| Supplied records |

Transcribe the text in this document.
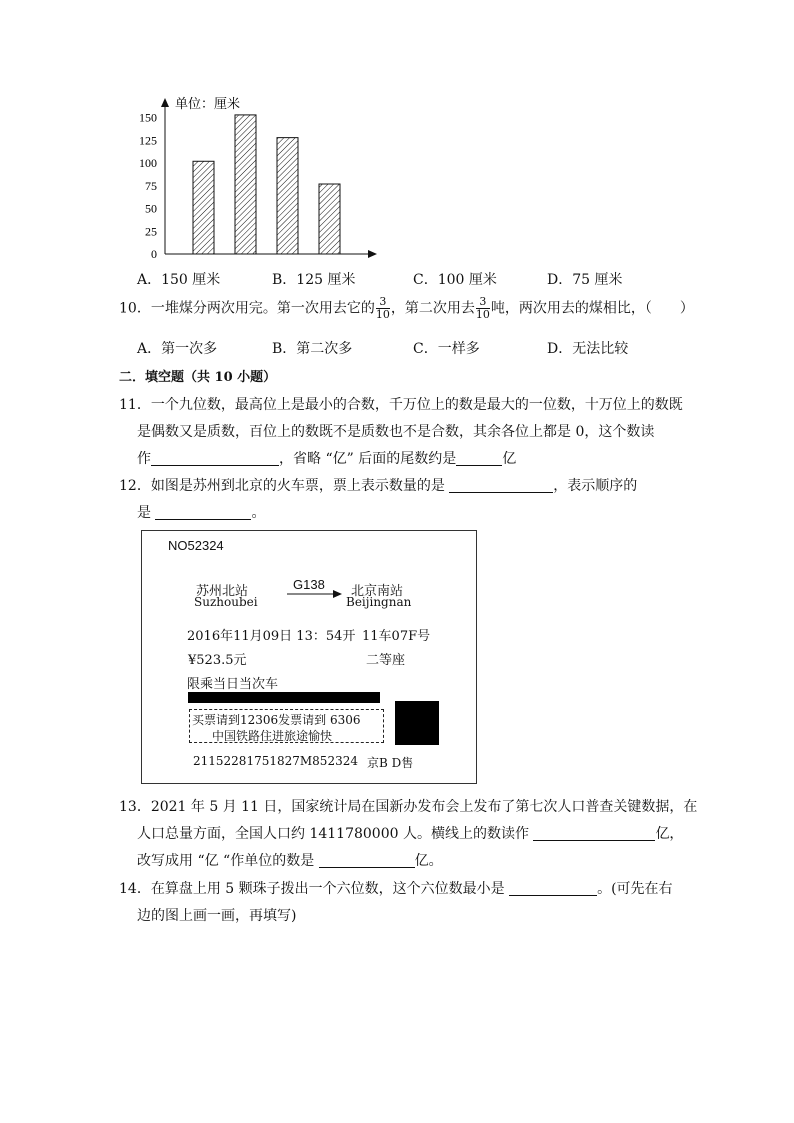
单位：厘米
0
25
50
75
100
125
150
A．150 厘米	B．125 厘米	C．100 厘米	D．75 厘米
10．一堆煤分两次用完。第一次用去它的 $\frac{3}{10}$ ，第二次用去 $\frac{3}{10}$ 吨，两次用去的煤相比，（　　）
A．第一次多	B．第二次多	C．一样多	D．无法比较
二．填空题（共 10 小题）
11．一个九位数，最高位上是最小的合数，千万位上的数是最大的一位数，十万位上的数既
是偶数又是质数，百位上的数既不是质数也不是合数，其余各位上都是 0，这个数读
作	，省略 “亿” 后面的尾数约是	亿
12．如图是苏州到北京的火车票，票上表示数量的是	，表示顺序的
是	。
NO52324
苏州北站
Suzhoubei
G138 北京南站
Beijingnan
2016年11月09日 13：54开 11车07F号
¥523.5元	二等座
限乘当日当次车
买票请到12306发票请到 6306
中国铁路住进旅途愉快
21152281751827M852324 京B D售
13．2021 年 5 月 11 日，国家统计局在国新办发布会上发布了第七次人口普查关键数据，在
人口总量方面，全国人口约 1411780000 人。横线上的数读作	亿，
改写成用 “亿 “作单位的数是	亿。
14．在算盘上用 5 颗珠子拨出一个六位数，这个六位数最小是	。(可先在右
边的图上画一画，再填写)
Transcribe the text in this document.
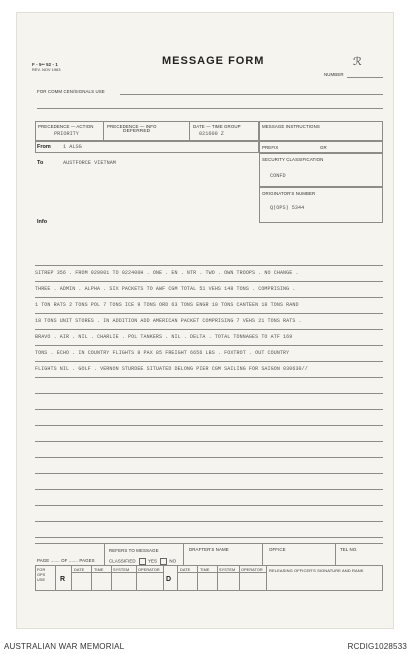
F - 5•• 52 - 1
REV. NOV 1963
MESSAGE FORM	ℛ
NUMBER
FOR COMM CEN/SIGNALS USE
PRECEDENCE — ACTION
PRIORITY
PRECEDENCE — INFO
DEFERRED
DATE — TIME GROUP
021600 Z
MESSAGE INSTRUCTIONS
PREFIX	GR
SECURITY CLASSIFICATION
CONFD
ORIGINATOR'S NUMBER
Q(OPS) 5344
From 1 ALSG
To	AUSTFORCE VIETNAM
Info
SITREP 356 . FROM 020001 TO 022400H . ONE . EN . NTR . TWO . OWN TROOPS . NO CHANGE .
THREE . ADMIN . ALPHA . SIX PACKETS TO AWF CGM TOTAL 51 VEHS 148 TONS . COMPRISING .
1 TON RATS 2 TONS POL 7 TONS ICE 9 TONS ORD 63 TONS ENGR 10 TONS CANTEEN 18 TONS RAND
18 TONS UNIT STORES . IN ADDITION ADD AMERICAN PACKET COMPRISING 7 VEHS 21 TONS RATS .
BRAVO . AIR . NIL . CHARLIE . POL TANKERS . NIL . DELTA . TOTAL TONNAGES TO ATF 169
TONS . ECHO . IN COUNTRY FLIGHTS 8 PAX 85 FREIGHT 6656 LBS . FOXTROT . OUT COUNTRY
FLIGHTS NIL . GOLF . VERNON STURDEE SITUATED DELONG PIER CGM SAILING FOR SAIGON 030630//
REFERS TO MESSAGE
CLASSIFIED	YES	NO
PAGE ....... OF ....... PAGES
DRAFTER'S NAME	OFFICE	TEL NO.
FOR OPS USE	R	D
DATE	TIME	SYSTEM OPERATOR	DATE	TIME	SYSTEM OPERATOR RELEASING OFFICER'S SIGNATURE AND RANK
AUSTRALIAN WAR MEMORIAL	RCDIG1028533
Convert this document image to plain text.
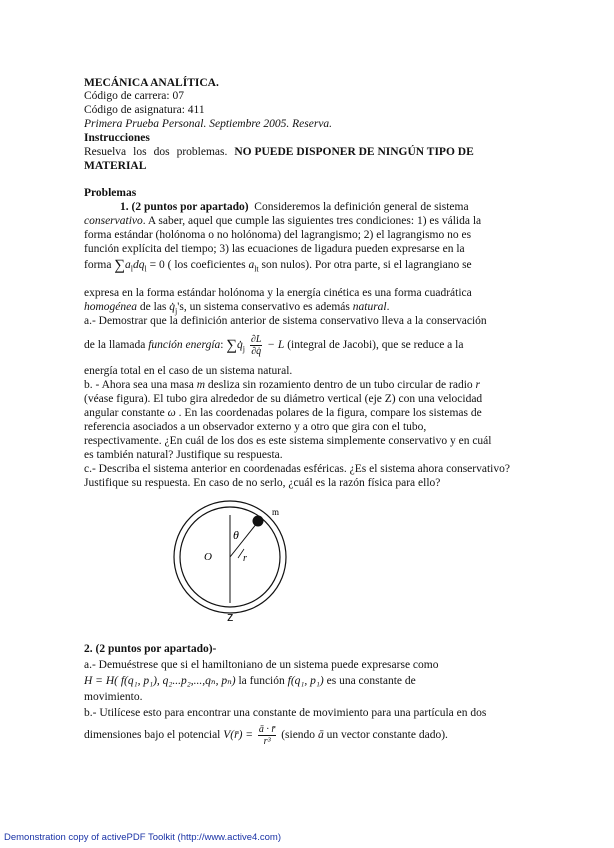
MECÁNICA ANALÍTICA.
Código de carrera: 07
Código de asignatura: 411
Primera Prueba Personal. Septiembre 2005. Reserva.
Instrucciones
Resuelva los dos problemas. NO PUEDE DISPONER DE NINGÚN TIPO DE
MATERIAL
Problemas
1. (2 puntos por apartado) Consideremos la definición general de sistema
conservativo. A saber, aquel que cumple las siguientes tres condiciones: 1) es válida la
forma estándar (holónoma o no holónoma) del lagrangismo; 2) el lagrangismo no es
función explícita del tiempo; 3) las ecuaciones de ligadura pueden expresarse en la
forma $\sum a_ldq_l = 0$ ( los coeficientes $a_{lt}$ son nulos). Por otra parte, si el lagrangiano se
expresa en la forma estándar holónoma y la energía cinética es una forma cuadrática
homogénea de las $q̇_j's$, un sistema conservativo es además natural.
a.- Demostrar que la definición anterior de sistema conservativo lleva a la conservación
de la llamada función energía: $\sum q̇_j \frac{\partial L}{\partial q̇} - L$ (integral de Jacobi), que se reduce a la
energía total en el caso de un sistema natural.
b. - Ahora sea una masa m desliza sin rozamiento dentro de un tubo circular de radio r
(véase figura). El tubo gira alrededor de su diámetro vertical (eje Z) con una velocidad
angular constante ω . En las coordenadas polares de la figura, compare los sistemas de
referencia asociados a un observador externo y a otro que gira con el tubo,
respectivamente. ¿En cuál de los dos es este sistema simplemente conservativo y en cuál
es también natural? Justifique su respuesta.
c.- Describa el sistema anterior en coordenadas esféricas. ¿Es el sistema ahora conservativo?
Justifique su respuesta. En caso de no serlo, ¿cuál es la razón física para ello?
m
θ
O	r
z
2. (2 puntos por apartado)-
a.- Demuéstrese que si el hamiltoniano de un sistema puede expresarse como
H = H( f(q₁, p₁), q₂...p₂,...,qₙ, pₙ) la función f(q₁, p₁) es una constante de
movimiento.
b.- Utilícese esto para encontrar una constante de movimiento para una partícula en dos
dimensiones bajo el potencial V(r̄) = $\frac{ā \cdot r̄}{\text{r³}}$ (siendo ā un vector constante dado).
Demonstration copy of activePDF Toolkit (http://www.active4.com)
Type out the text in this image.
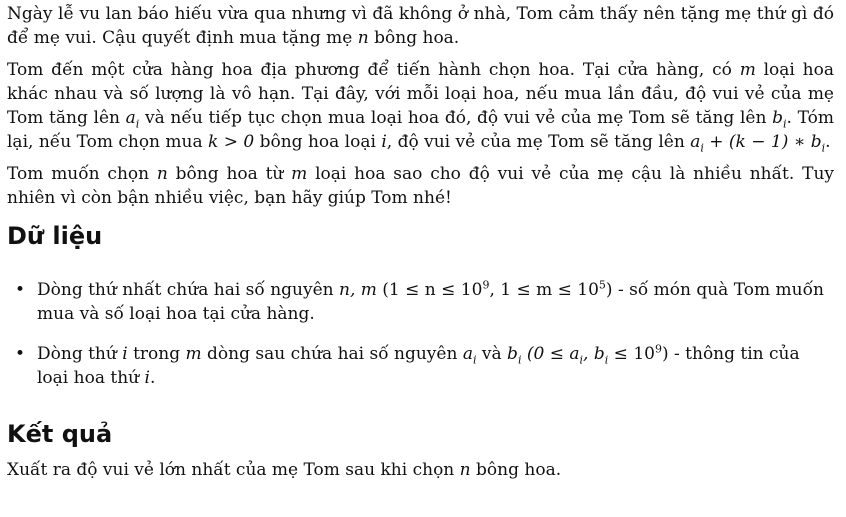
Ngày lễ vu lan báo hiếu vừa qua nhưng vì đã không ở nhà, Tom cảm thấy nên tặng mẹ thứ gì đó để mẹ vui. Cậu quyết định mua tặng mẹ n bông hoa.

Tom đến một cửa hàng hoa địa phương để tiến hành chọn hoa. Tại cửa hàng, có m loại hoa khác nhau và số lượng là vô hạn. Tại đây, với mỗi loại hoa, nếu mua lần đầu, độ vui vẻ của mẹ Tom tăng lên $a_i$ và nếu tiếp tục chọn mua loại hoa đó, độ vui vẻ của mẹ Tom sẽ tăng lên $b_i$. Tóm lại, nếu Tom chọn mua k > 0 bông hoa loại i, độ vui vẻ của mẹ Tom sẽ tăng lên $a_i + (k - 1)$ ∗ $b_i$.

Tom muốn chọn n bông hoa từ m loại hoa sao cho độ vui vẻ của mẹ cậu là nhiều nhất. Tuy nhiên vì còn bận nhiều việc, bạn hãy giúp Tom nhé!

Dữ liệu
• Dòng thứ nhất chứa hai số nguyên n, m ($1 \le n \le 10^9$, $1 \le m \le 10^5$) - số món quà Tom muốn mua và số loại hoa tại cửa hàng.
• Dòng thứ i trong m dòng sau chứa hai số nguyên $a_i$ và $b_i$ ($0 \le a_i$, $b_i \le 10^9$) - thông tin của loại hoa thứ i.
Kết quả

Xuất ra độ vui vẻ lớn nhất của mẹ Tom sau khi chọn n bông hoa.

| Do this |
Your task is to gather every line with the word "TONS" and copy it.

| Complete response |
THREE . ADMIN . ALPHA . SIX PACKETS TO AWF CGM TOTAL 51 VEHS 148 TONS . COMPRISING .
1 TON RATS 2 TONS POL 7 TONS ICE 9 TONS ORD 63 TONS ENGR 10 TONS CANTEEN 18 TONS RAND
18 TONS UNIT STORES . IN ADDITION ADD AMERICAN PACKET COMPRISING 7 VEHS 21 TONS RATS .
TONS . ECHO . IN COUNTRY FLIGHTS 8 PAX 85 FREIGHT 6656 LBS . FOXTROT . OUT COUNTRY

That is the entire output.